#### Given instruction
Work out how many lines of the records contain "JSON". Answer with the number and nothing else.

#### Exercise inputs
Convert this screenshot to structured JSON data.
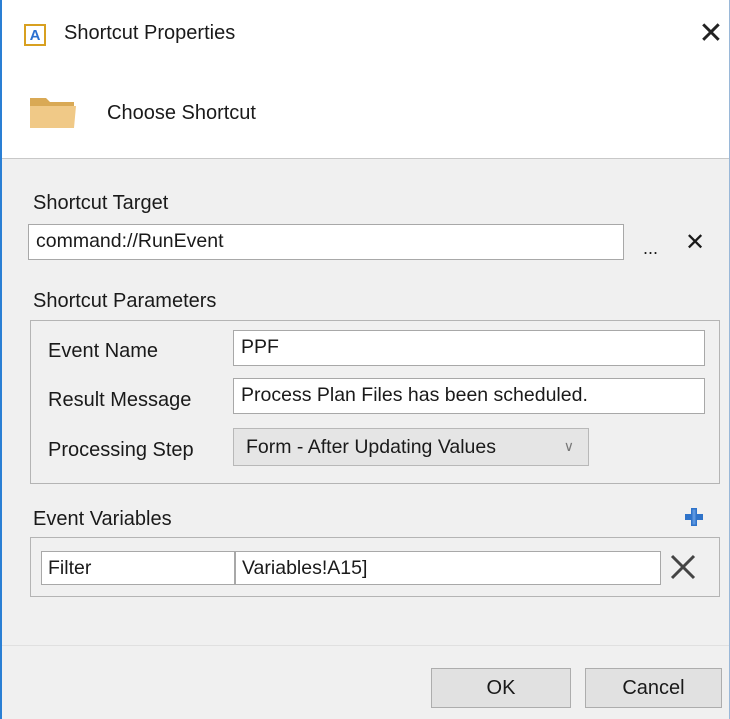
{
  "window": {
    "title": "Shortcut Properties",
    "app_icon_letter": "A",
    "subtitle": "Choose Shortcut"
  },
  "target": {
    "label": "Shortcut Target",
    "value": "command://RunEvent",
    "browse_label": "...",
    "clear_label": "✕"
  },
  "parameters": {
    "label": "Shortcut Parameters",
    "event_name_label": "Event Name",
    "event_name_value": "PPF",
    "result_message_label": "Result Message",
    "result_message_value": "Process Plan Files has been scheduled.",
    "processing_step_label": "Processing Step",
    "processing_step_value": "Form - After Updating Values"
  },
  "variables": {
    "label": "Event Variables",
    "rows": [
      {
        "name": "Filter",
        "value": "Variables!A15]"
      }
    ]
  },
  "buttons": {
    "ok": "OK",
    "cancel": "Cancel"
  },
  "colors": {
    "accent": "#2a7fd4",
    "folder": "#e8c07a",
    "plus": "#2f73c9"
  },
  "icons": [
    "app-icon",
    "close-icon",
    "folder-icon",
    "ellipsis-icon",
    "clear-icon",
    "chevron-down-icon",
    "plus-icon",
    "delete-row-icon"
  ]
}
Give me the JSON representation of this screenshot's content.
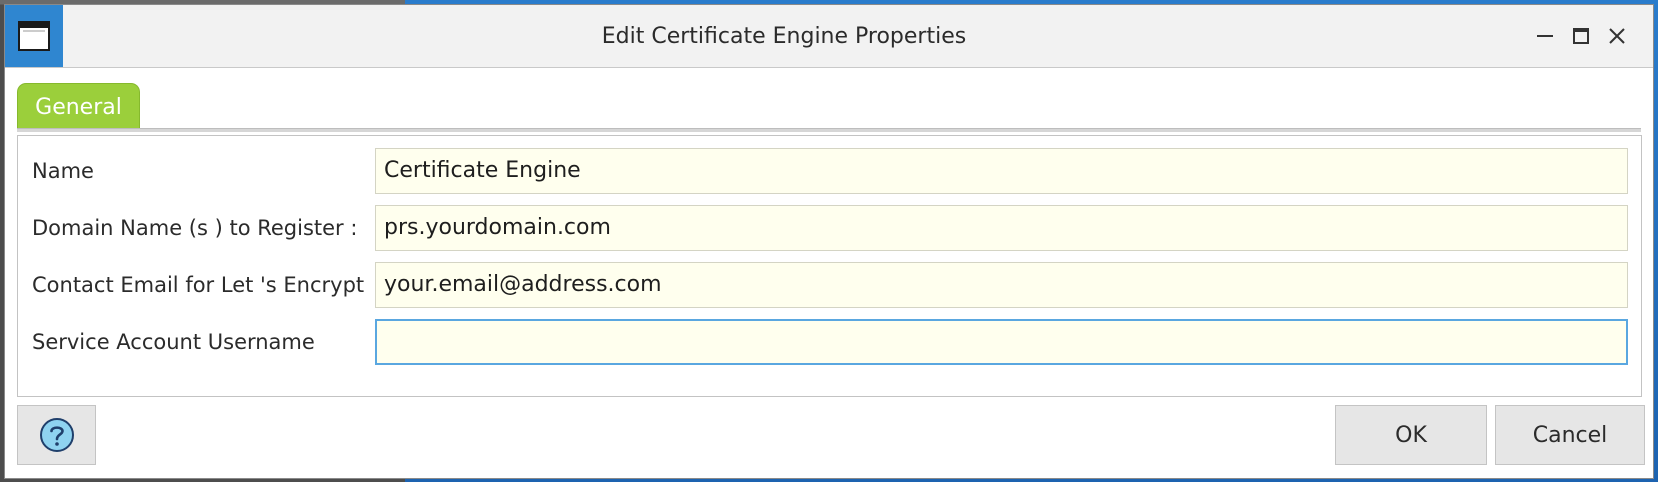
{
  "window": {
    "title": "Edit Certificate Engine Properties"
  },
  "tabs": [
    {
      "label": "General",
      "active": true
    }
  ],
  "form": {
    "fields": [
      {
        "label": "Name",
        "value": "Certificate Engine"
      },
      {
        "label": "Domain Name (s ) to Register :",
        "value": "prs.yourdomain.com"
      },
      {
        "label": "Contact Email for Let 's Encrypt",
        "value": "your.email@address.com"
      },
      {
        "label": "Service Account Username",
        "value": ""
      }
    ]
  },
  "footer": {
    "ok_label": "OK",
    "cancel_label": "Cancel"
  },
  "icons": {
    "app": "window-icon",
    "minimize": "minimize-icon",
    "maximize": "maximize-icon",
    "close": "close-icon",
    "help": "help-icon"
  },
  "colors": {
    "accent_tab": "#9bcf3b",
    "field_background": "#ffffee",
    "app_icon_background": "#2f86d0",
    "focus_border": "#5aa7e0"
  }
}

#### Task output
2